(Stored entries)
::::::

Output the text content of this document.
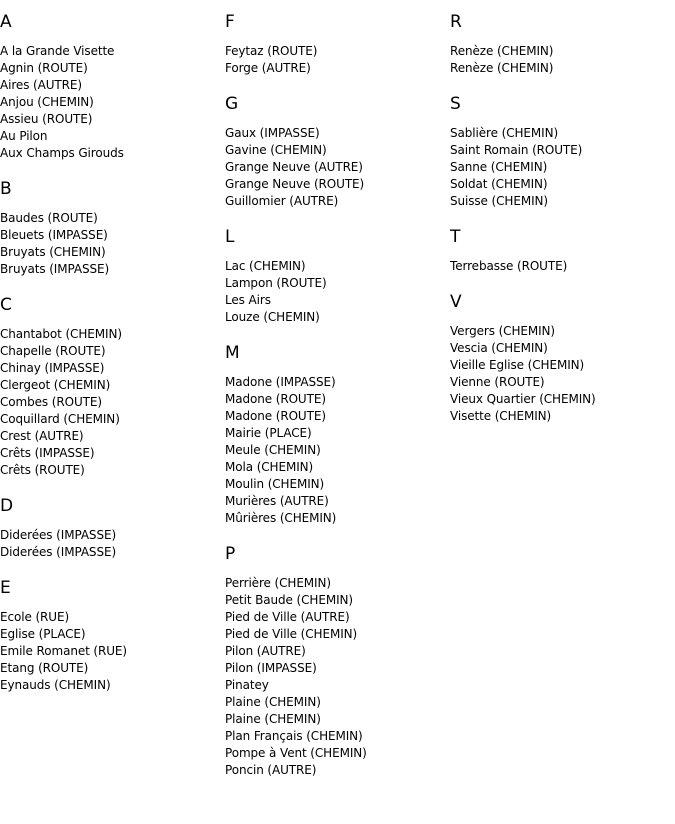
A
A la Grande Visette
Agnin (ROUTE)
Aires (AUTRE)
Anjou (CHEMIN)
Assieu (ROUTE)
Au Pilon
Aux Champs Girouds
B
Baudes (ROUTE)
Bleuets (IMPASSE)
Bruyats (CHEMIN)
Bruyats (IMPASSE)
C
Chantabot (CHEMIN)
Chapelle (ROUTE)
Chinay (IMPASSE)
Clergeot (CHEMIN)
Combes (ROUTE)
Coquillard (CHEMIN)
Crest (AUTRE)
Crêts (IMPASSE)
Crêts (ROUTE)
D
Diderées (IMPASSE)
Diderées (IMPASSE)
E
Ecole (RUE)
Eglise (PLACE)
Emile Romanet (RUE)
Etang (ROUTE)
Eynauds (CHEMIN)
F
Feytaz (ROUTE)
Forge (AUTRE)
G
Gaux (IMPASSE)
Gavine (CHEMIN)
Grange Neuve (AUTRE)
Grange Neuve (ROUTE)
Guillomier (AUTRE)
L
Lac (CHEMIN)
Lampon (ROUTE)
Les Airs
Louze (CHEMIN)
M
Madone (IMPASSE)
Madone (ROUTE)
Madone (ROUTE)
Mairie (PLACE)
Meule (CHEMIN)
Mola (CHEMIN)
Moulin (CHEMIN)
Murières (AUTRE)
Mûrières (CHEMIN)
P
Perrière (CHEMIN)
Petit Baude (CHEMIN)
Pied de Ville (AUTRE)
Pied de Ville (CHEMIN)
Pilon (AUTRE)
Pilon (IMPASSE)
Pinatey
Plaine (CHEMIN)
Plaine (CHEMIN)
Plan Français (CHEMIN)
Pompe à Vent (CHEMIN)
Poncin (AUTRE)
R
Renèze (CHEMIN)
Renèze (CHEMIN)
S
Sablière (CHEMIN)
Saint Romain (ROUTE)
Sanne (CHEMIN)
Soldat (CHEMIN)
Suisse (CHEMIN)
T
Terrebasse (ROUTE)
V
Vergers (CHEMIN)
Vescia (CHEMIN)
Vieille Eglise (CHEMIN)
Vienne (ROUTE)
Vieux Quartier (CHEMIN)
Visette (CHEMIN)
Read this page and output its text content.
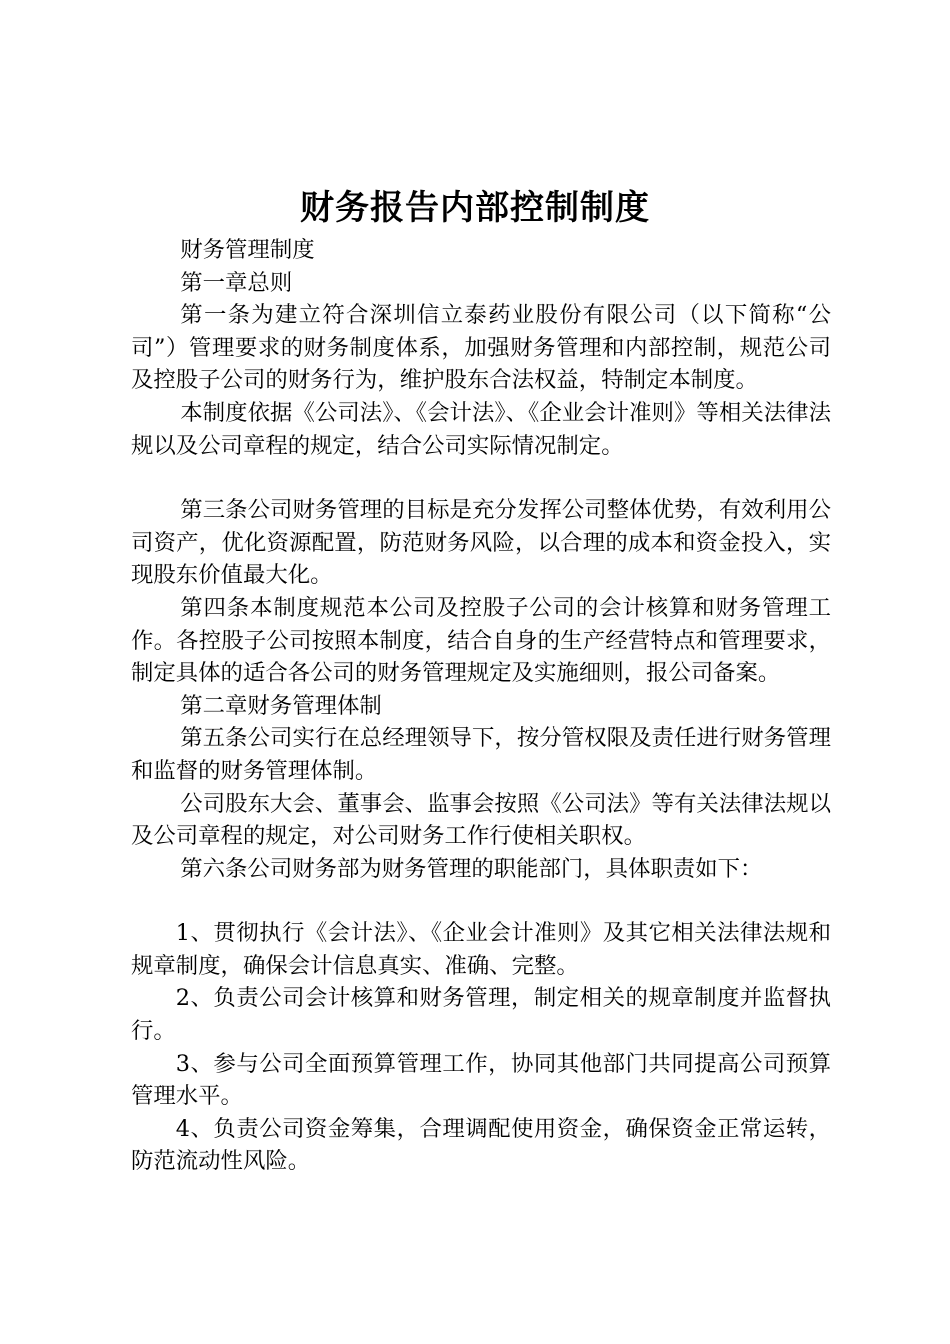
财务报告内部控制制度

财务管理制度

第一章总则

第一条为建立符合深圳信立泰药业股份有限公司（以下简称“公司”）管理要求的财务制度体系，加强财务管理和内部控制，规范公司及控股子公司的财务行为，维护股东合法权益，特制定本制度。

本制度依据《公司法》、《会计法》、《企业会计准则》等相关法律法规以及公司章程的规定，结合公司实际情况制定。

第三条公司财务管理的目标是充分发挥公司整体优势，有效利用公司资产，优化资源配置，防范财务风险，以合理的成本和资金投入，实现股东价值最大化。

第四条本制度规范本公司及控股子公司的会计核算和财务管理工作。各控股子公司按照本制度，结合自身的生产经营特点和管理要求，制定具体的适合各公司的财务管理规定及实施细则，报公司备案。

第二章财务管理体制

第五条公司实行在总经理领导下，按分管权限及责任进行财务管理和监督的财务管理体制。

公司股东大会、董事会、监事会按照《公司法》等有关法律法规以及公司章程的规定，对公司财务工作行使相关职权。

第六条公司财务部为财务管理的职能部门，具体职责如下：

1、贯彻执行《会计法》、《企业会计准则》及其它相关法律法规和规章制度，确保会计信息真实、准确、完整。

2、负责公司会计核算和财务管理，制定相关的规章制度并监督执行。

3、参与公司全面预算管理工作，协同其他部门共同提高公司预算管理水平。

4、负责公司资金筹集，合理调配使用资金，确保资金正常运转，防范流动性风险。
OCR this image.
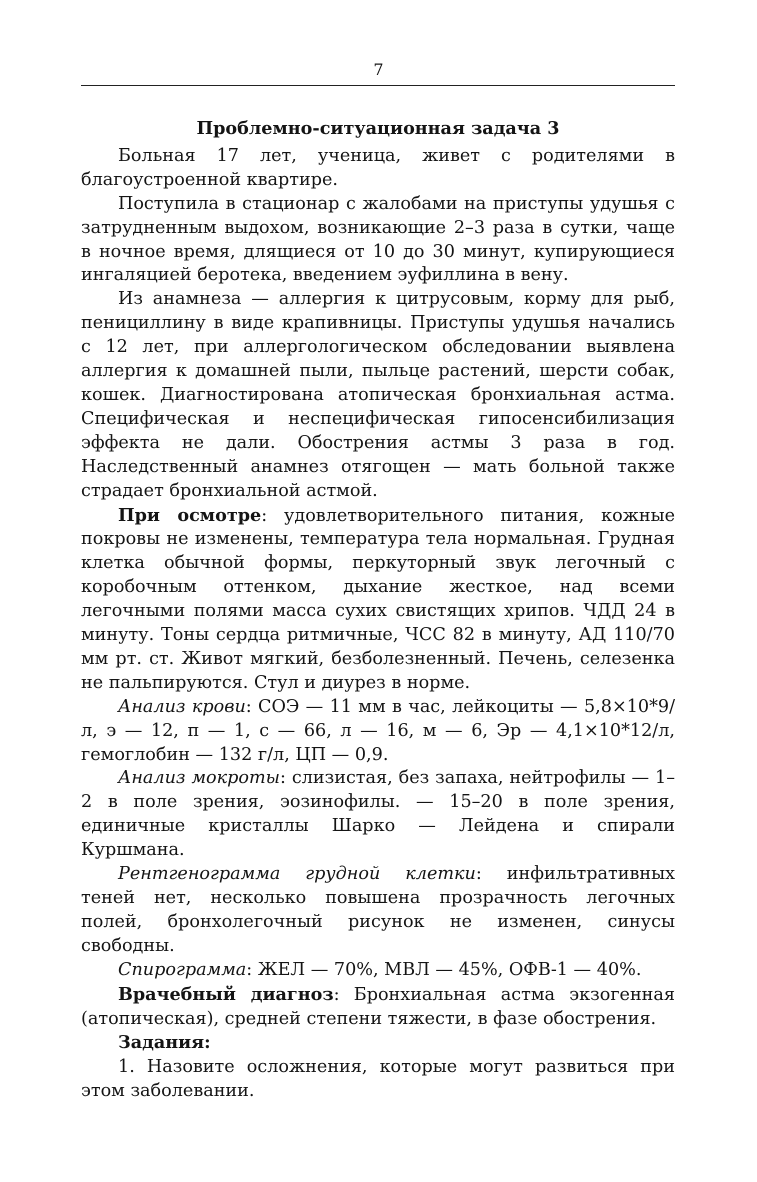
7
Проблемно-ситуационная задача 3

Больная 17 лет, ученица, живет с родителями в благоустроенной квартире.

Поступила в стационар с жалобами на приступы удушья с затрудненным выдохом, возникающие 2–3 раза в сутки, чаще в ночное время, длящиеся от 10 до 30 минут, купирующиеся ингаляцией беротека, введением эуфиллина в вену.

Из анамнеза — аллергия к цитрусовым, корму для рыб, пенициллину в виде крапивницы. Приступы удушья начались с 12 лет, при аллергологическом обследовании выявлена аллергия к домашней пыли, пыльце растений, шерсти собак, кошек. Диагностирована атопическая бронхиальная астма. Специфическая и неспецифическая гипосенсибилизация эффекта не дали. Обострения астмы 3 раза в год. Наследственный анамнез отягощен — мать больной также страдает бронхиальной астмой.

При осмотре: удовлетворительного питания, кожные покровы не изменены, температура тела нормальная. Грудная клетка обычной формы, перкуторный звук легочный с коробочным оттенком, дыхание жесткое, над всеми легочными полями масса сухих свистящих хрипов. ЧДД 24 в минуту. Тоны сердца ритмичные, ЧСС 82 в минуту, АД 110/70 мм рт. ст. Живот мягкий, безболезненный. Печень, селезенка не пальпируются. Стул и диурез в норме.

Анализ крови: СОЭ — 11 мм в час, лейкоциты — 5,8×10*9/л, э — 12, п — 1, с — 66, л — 16, м — 6, Эр — 4,1×10*12/л, гемоглобин — 132 г/л, ЦП — 0,9.

Анализ мокроты: слизистая, без запаха, нейтрофилы — 1–2 в поле зрения, эозинофилы. — 15–20 в поле зрения, единичные кристаллы Шарко — Лейдена и спирали Куршмана.

Рентгенограмма грудной клетки: инфильтративных теней нет, несколько повышена прозрачность легочных полей, бронхолегочный рисунок не изменен, синусы свободны.

Спирограмма: ЖЕЛ — 70%, МВЛ — 45%, ОФВ-1 — 40%.

Врачебный диагноз: Бронхиальная астма экзогенная (атопическая), средней степени тяжести, в фазе обострения.

Задания:

1. Назовите осложнения, которые могут развиться при этом заболевании.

::::::

▸ Your instructions: Go through the material line by line. Show each line that contains the string "Eglise".

▸ Answer for this exercise:
Eglise (PLACE)
Vieille Eglise (CHEMIN)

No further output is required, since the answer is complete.